___ Data provided

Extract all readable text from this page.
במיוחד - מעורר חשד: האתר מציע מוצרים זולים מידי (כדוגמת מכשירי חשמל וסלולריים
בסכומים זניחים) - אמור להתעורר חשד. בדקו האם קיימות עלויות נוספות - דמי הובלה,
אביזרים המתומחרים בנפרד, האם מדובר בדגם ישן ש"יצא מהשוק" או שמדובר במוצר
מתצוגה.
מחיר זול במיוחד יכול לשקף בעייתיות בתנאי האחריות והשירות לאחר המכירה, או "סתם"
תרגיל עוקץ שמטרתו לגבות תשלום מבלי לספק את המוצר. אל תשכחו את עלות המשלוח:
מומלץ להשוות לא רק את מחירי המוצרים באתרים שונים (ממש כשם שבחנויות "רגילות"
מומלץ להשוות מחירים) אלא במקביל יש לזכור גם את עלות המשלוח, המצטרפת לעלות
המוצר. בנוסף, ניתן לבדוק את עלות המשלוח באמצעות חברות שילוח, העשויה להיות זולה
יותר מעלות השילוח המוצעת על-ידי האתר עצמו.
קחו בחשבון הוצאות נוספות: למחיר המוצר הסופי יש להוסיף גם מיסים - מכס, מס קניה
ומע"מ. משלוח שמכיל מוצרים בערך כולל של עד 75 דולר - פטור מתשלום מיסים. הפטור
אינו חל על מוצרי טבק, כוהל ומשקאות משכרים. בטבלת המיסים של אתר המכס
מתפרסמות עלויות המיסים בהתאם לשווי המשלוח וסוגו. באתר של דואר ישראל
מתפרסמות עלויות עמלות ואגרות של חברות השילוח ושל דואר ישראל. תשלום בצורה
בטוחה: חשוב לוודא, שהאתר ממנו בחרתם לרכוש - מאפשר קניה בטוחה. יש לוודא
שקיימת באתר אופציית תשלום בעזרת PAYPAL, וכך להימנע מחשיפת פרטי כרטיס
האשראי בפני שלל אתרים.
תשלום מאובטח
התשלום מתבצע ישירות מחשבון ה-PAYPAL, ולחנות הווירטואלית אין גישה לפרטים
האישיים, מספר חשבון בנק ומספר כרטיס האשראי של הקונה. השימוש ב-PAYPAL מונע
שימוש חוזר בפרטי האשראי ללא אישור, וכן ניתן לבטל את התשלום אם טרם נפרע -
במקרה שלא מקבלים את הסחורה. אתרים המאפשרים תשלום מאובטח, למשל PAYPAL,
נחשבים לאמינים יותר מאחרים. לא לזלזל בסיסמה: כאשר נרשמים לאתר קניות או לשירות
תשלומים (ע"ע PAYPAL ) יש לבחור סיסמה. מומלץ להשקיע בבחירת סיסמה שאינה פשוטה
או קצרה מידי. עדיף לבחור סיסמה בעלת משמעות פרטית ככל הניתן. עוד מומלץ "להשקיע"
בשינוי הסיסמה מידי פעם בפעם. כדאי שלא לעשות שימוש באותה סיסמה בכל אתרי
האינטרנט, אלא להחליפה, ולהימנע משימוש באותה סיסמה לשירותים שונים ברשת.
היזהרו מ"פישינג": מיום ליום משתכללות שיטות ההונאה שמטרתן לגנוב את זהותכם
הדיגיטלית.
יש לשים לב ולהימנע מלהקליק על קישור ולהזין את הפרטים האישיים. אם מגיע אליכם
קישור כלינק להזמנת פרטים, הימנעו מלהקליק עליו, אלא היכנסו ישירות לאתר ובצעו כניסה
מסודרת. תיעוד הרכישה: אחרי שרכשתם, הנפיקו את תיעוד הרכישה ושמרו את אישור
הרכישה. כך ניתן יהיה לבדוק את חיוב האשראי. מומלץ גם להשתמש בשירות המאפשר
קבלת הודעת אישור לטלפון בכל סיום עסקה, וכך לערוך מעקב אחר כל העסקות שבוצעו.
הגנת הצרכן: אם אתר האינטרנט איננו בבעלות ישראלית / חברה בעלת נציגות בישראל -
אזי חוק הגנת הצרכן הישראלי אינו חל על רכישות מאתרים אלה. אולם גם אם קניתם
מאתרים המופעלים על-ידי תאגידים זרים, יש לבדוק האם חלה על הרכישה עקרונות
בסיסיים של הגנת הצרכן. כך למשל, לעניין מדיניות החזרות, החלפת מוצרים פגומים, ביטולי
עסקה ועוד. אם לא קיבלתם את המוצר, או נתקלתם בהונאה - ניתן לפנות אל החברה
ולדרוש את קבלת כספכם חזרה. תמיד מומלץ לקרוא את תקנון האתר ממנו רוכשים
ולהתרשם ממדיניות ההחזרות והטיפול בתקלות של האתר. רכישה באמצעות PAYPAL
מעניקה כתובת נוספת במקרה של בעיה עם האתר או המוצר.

______

— Written exercise —
Would you reproduce the material above in full, exactly as given?

— The response —
Extract all readable text from this page.
במיוחד - מעורר חשד: האתר מציע מוצרים זולים מידי (כדוגמת מכשירי חשמל וסלולריים
בסכומים זניחים) - אמור להתעורר חשד. בדקו האם קיימות עלויות נוספות - דמי הובלה,
אביזרים המתומחרים בנפרד, האם מדובר בדגם ישן ש"יצא מהשוק" או שמדובר במוצר
מתצוגה.
מחיר זול במיוחד יכול לשקף בעייתיות בתנאי האחריות והשירות לאחר המכירה, או "סתם"
תרגיל עוקץ שמטרתו לגבות תשלום מבלי לספק את המוצר. אל תשכחו את עלות המשלוח:
מומלץ להשוות לא רק את מחירי המוצרים באתרים שונים (ממש כשם שבחנויות "רגילות"
מומלץ להשוות מחירים) אלא במקביל יש לזכור גם את עלות המשלוח, המצטרפת לעלות
המוצר. בנוסף, ניתן לבדוק את עלות המשלוח באמצעות חברות שילוח, העשויה להיות זולה
יותר מעלות השילוח המוצעת על-ידי האתר עצמו.
קחו בחשבון הוצאות נוספות: למחיר המוצר הסופי יש להוסיף גם מיסים - מכס, מס קניה
ומע"מ. משלוח שמכיל מוצרים בערך כולל של עד 75 דולר - פטור מתשלום מיסים. הפטור
אינו חל על מוצרי טבק, כוהל ומשקאות משכרים. בטבלת המיסים של אתר המכס
מתפרסמות עלויות המיסים בהתאם לשווי המשלוח וסוגו. באתר של דואר ישראל
מתפרסמות עלויות עמלות ואגרות של חברות השילוח ושל דואר ישראל. תשלום בצורה
בטוחה: חשוב לוודא, שהאתר ממנו בחרתם לרכוש - מאפשר קניה בטוחה. יש לוודא
שקיימת באתר אופציית תשלום בעזרת PAYPAL, וכך להימנע מחשיפת פרטי כרטיס
האשראי בפני שלל אתרים.
תשלום מאובטח
התשלום מתבצע ישירות מחשבון ה-PAYPAL, ולחנות הווירטואלית אין גישה לפרטים
האישיים, מספר חשבון בנק ומספר כרטיס האשראי של הקונה. השימוש ב-PAYPAL מונע
שימוש חוזר בפרטי האשראי ללא אישור, וכן ניתן לבטל את התשלום אם טרם נפרע -
במקרה שלא מקבלים את הסחורה. אתרים המאפשרים תשלום מאובטח, למשל PAYPAL,
נחשבים לאמינים יותר מאחרים. לא לזלזל בסיסמה: כאשר נרשמים לאתר קניות או לשירות
תשלומים (ע"ע PAYPAL ) יש לבחור סיסמה. מומלץ להשקיע בבחירת סיסמה שאינה פשוטה
או קצרה מידי. עדיף לבחור סיסמה בעלת משמעות פרטית ככל הניתן. עוד מומלץ "להשקיע"
בשינוי הסיסמה מידי פעם בפעם. כדאי שלא לעשות שימוש באותה סיסמה בכל אתרי
האינטרנט, אלא להחליפה, ולהימנע משימוש באותה סיסמה לשירותים שונים ברשת.
היזהרו מ"פישינג": מיום ליום משתכללות שיטות ההונאה שמטרתן לגנוב את זהותכם
הדיגיטלית.
יש לשים לב ולהימנע מלהקליק על קישור ולהזין את הפרטים האישיים. אם מגיע אליכם
קישור כלינק להזמנת פרטים, הימנעו מלהקליק עליו, אלא היכנסו ישירות לאתר ובצעו כניסה
מסודרת. תיעוד הרכישה: אחרי שרכשתם, הנפיקו את תיעוד הרכישה ושמרו את אישור
הרכישה. כך ניתן יהיה לבדוק את חיוב האשראי. מומלץ גם להשתמש בשירות המאפשר
קבלת הודעת אישור לטלפון בכל סיום עסקה, וכך לערוך מעקב אחר כל העסקות שבוצעו.
הגנת הצרכן: אם אתר האינטרנט איננו בבעלות ישראלית / חברה בעלת נציגות בישראל -
אזי חוק הגנת הצרכן הישראלי אינו חל על רכישות מאתרים אלה. אולם גם אם קניתם
מאתרים המופעלים על-ידי תאגידים זרים, יש לבדוק האם חלה על הרכישה עקרונות
בסיסיים של הגנת הצרכן. כך למשל, לעניין מדיניות החזרות, החלפת מוצרים פגומים, ביטולי
עסקה ועוד. אם לא קיבלתם את המוצר, או נתקלתם בהונאה - ניתן לפנות אל החברה
ולדרוש את קבלת כספכם חזרה. תמיד מומלץ לקרוא את תקנון האתר ממנו רוכשים
ולהתרשם ממדיניות ההחזרות והטיפול בתקלות של האתר. רכישה באמצעות PAYPAL
מעניקה כתובת נוספת במקרה של בעיה עם האתר או המוצר.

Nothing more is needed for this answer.